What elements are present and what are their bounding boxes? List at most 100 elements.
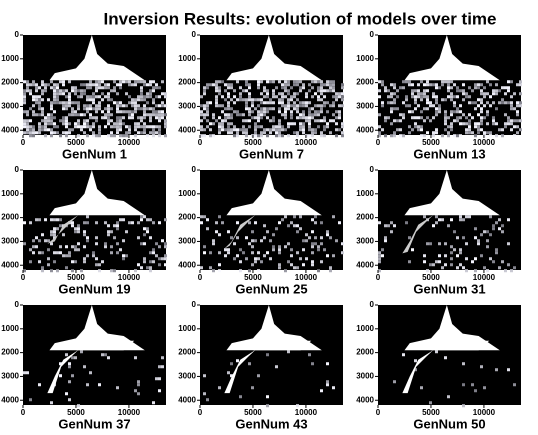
- noise-cell: [378, 251, 381, 255]
- noise-cell: [450, 80, 453, 84]
- noise-cell: [50, 230, 53, 234]
- noise-cell: [278, 263, 281, 267]
- x-tick-label: 5000: [67, 273, 85, 282]
- noise-cell: [405, 221, 408, 225]
- noise-cell: [296, 404, 299, 408]
- noise-cell: [164, 134, 167, 138]
- noise-cell: [519, 83, 522, 87]
- noise-cell: [236, 254, 239, 258]
- noise-cell: [450, 245, 453, 249]
- noise-cell: [56, 131, 59, 135]
- noise-cell: [230, 83, 233, 87]
- noise-cell: [35, 113, 38, 117]
- noise-cell: [251, 101, 254, 105]
- noise-cell: [95, 263, 98, 267]
- y-tick-label: 0: [192, 30, 197, 39]
- noise-cell: [83, 365, 86, 369]
- noise-cell: [465, 122, 468, 126]
- noise-cell: [468, 131, 471, 135]
- noise-cell: [266, 101, 269, 105]
- noise-cell: [269, 98, 272, 102]
- noise-cell: [38, 131, 41, 135]
- noise-cell: [71, 101, 74, 105]
- noise-cell: [143, 125, 146, 129]
- noise-cell: [74, 110, 77, 114]
- noise-cell: [417, 104, 420, 108]
- noise-cell: [381, 83, 384, 87]
- noise-cell: [378, 257, 381, 261]
- noise-cell: [453, 83, 456, 87]
- noise-cell: [86, 134, 89, 138]
- noise-cell: [275, 125, 278, 129]
- noise-cell: [62, 254, 65, 258]
- noise-cell: [107, 98, 110, 102]
- noise-cell: [329, 266, 332, 270]
- noise-cell: [44, 89, 47, 93]
- noise-cell: [447, 395, 450, 399]
- noise-cell: [450, 218, 453, 222]
- noise-cell: [26, 131, 29, 135]
- noise-cell: [275, 134, 278, 138]
- noise-cell: [101, 110, 104, 114]
- noise-cell: [326, 383, 329, 387]
- noise-cell: [435, 350, 438, 354]
- noise-cell: [272, 95, 275, 99]
- noise-cell: [29, 92, 32, 96]
- noise-cell: [44, 83, 47, 87]
- noise-cell: [317, 86, 320, 90]
- noise-cell: [221, 95, 224, 99]
- noise-cell: [38, 239, 41, 243]
- noise-cell: [77, 134, 80, 138]
- noise-cell: [381, 248, 384, 252]
- noise-cell: [468, 86, 471, 90]
- noise-cell: [32, 239, 35, 243]
- noise-cell: [323, 83, 326, 87]
- noise-cell: [80, 83, 83, 87]
- noise-cell: [251, 386, 254, 390]
- noise-cell: [125, 125, 128, 129]
- noise-cell: [107, 230, 110, 234]
- noise-cell: [435, 113, 438, 117]
- noise-cell: [329, 80, 332, 84]
- noise-cell: [233, 95, 236, 99]
- noise-cell: [396, 107, 399, 111]
- noise-cell: [140, 92, 143, 96]
- noise-cell: [332, 101, 335, 105]
- noise-cell: [104, 242, 107, 246]
- noise-cell: [462, 218, 465, 222]
- noise-cell: [486, 80, 489, 84]
- noise-cell: [450, 110, 453, 114]
- noise-cell: [257, 110, 260, 114]
- noise-cell: [254, 239, 257, 243]
- noise-cell: [44, 218, 47, 222]
- noise-cell: [239, 86, 242, 90]
- noise-cell: [77, 101, 80, 105]
- noise-cell: [311, 86, 314, 90]
- noise-cell: [272, 89, 275, 93]
- noise-cell: [44, 125, 47, 129]
- noise-cell: [450, 92, 453, 96]
- noise-cell: [263, 128, 266, 132]
- noise-cell: [215, 119, 218, 123]
- noise-cell: [92, 251, 95, 255]
- noise-cell: [254, 98, 257, 102]
- noise-cell: [417, 95, 420, 99]
- noise-cell: [41, 269, 44, 273]
- noise-cell: [98, 95, 101, 99]
- noise-cell: [38, 122, 41, 126]
- noise-cell: [381, 80, 384, 84]
- noise-cell: [462, 113, 465, 117]
- noise-cell: [143, 233, 146, 237]
- noise-cell: [326, 125, 329, 129]
- noise-cell: [486, 239, 489, 243]
- noise-cell: [122, 80, 125, 84]
- noise-cell: [260, 125, 263, 129]
- noise-cell: [393, 131, 396, 135]
- noise-cell: [143, 98, 146, 102]
- y-tick-label: 2000: [1, 348, 19, 357]
- noise-cell: [161, 110, 164, 114]
- noise-cell: [38, 98, 41, 102]
- noise-cell: [128, 110, 131, 114]
- noise-cell: [161, 356, 164, 360]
◆ ◆ ◆ ◆ ◆ ◆ ◆
Rewrite the whole listing above as a JSON list of strings with one string per line. Leave out blank lines and the picture.

[
  "What elements are present and what are their bounding boxes? List at most 100 elements.",
  "- noise-cell: [378, 251, 381, 255]",
  "- noise-cell: [450, 80, 453, 84]",
  "- noise-cell: [50, 230, 53, 234]",
  "- noise-cell: [278, 263, 281, 267]",
  "- x-tick-label: 5000: [67, 273, 85, 282]",
  "- noise-cell: [405, 221, 408, 225]",
  "- noise-cell: [296, 404, 299, 408]",
  "- noise-cell: [164, 134, 167, 138]",
  "- noise-cell: [519, 83, 522, 87]",
  "- noise-cell: [236, 254, 239, 258]",
  "- noise-cell: [450, 245, 453, 249]",
  "- noise-cell: [56, 131, 59, 135]",
  "- noise-cell: [230, 83, 233, 87]",
  "- noise-cell: [35, 113, 38, 117]",
  "- noise-cell: [251, 101, 254, 105]",
  "- noise-cell: [95, 263, 98, 267]",
  "- y-tick-label: 0: [192, 30, 197, 39]",
  "- noise-cell: [83, 365, 86, 369]",
  "- noise-cell: [465, 122, 468, 126]",
  "- noise-cell: [468, 131, 471, 135]",
  "- noise-cell: [266, 101, 269, 105]",
  "- noise-cell: [269, 98, 272, 102]",
  "- noise-cell: [38, 131, 41, 135]",
  "- noise-cell: [71, 101, 74, 105]",
  "- noise-cell: [143, 125, 146, 129]",
  "- noise-cell: [74, 110, 77, 114]",
  "- noise-cell: [417, 104, 420, 108]",
  "- noise-cell: [381, 83, 384, 87]",
  "- noise-cell: [378, 257, 381, 261]",
  "- noise-cell: [453, 83, 456, 87]",
  "- noise-cell: [86, 134, 89, 138]",
  "- noise-cell: [275, 125, 278, 129]",
  "- noise-cell: [62, 254, 65, 258]",
  "- noise-cell: [107, 98, 110, 102]",
  "- noise-cell: [329, 266, 332, 270]",
  "- noise-cell: [44, 89, 47, 93]",
  "- noise-cell: [447, 395, 450, 399]",
  "- noise-cell: [450, 218, 453, 222]",
  "- noise-cell: [26, 131, 29, 135]",
  "- noise-cell: [275, 134, 278, 138]",
  "- noise-cell: [101, 110, 104, 114]",
  "- noise-cell: [326, 383, 329, 387]",
  "- noise-cell: [435, 350, 438, 354]",
  "- noise-cell: [272, 95, 275, 99]",
  "- noise-cell: [29, 92, 32, 96]",
  "- noise-cell: [44, 83, 47, 87]",
  "- noise-cell: [317, 86, 320, 90]",
  "- noise-cell: [221, 95, 224, 99]",
  "- noise-cell: [38, 239, 41, 243]",
  "- noise-cell: [77, 134, 80, 138]",
  "- noise-cell: [381, 248, 384, 252]",
  "- noise-cell: [468, 86, 471, 90]",
  "- noise-cell: [32, 239, 35, 243]",
  "- noise-cell: [323, 83, 326, 87]",
  "- noise-cell: [80, 83, 83, 87]",
  "- noise-cell: [251, 386, 254, 390]",
  "- noise-cell: [125, 125, 128, 129]",
  "- noise-cell: [107, 230, 110, 234]",
  "- noise-cell: [435, 113, 438, 117]",
  "- noise-cell: [329, 80, 332, 84]",
  "- noise-cell: [233, 95, 236, 99]",
  "- noise-cell: [396, 107, 399, 111]",
  "- noise-cell: [140, 92, 143, 96]",
  "- noise-cell: [332, 101, 335, 105]",
  "- noise-cell: [104, 242, 107, 246]",
  "- noise-cell: [462, 218, 465, 222]",
  "- noise-cell: [486, 80, 489, 84]",
  "- noise-cell: [450, 110, 453, 114]",
  "- noise-cell: [257, 110, 260, 114]",
  "- noise-cell: [254, 239, 257, 243]",
  "- noise-cell: [44, 218, 47, 222]",
  "- noise-cell: [239, 86, 242, 90]",
  "- noise-cell: [77, 101, 80, 105]",
  "- noise-cell: [311, 86, 314, 90]",
  "- noise-cell: [272, 89, 275, 93]",
  "- noise-cell: [44, 125, 47, 129]",
  "- noise-cell: [450, 92, 453, 96]",
  "- noise-cell: [263, 128, 266, 132]",
  "- noise-cell: [215, 119, 218, 123]",
  "- noise-cell: [92, 251, 95, 255]",
  "- noise-cell: [254, 98, 257, 102]",
  "- noise-cell: [417, 95, 420, 99]",
  "- noise-cell: [41, 269, 44, 273]",
  "- noise-cell: [98, 95, 101, 99]",
  "- noise-cell: [38, 122, 41, 126]",
  "- noise-cell: [381, 80, 384, 84]",
  "- noise-cell: [462, 113, 465, 117]",
  "- noise-cell: [143, 233, 146, 237]",
  "- noise-cell: [326, 125, 329, 129]",
  "- noise-cell: [486, 239, 489, 243]",
  "- noise-cell: [122, 80, 125, 84]",
  "- noise-cell: [260, 125, 263, 129]",
  "- noise-cell: [393, 131, 396, 135]",
  "- noise-cell: [143, 98, 146, 102]",
  "- y-tick-label: 2000: [1, 348, 19, 357]",
  "- noise-cell: [161, 110, 164, 114]",
  "- noise-cell: [38, 98, 41, 102]",
  "- noise-cell: [128, 110, 131, 114]",
  "- noise-cell: [161, 356, 164, 360]"
]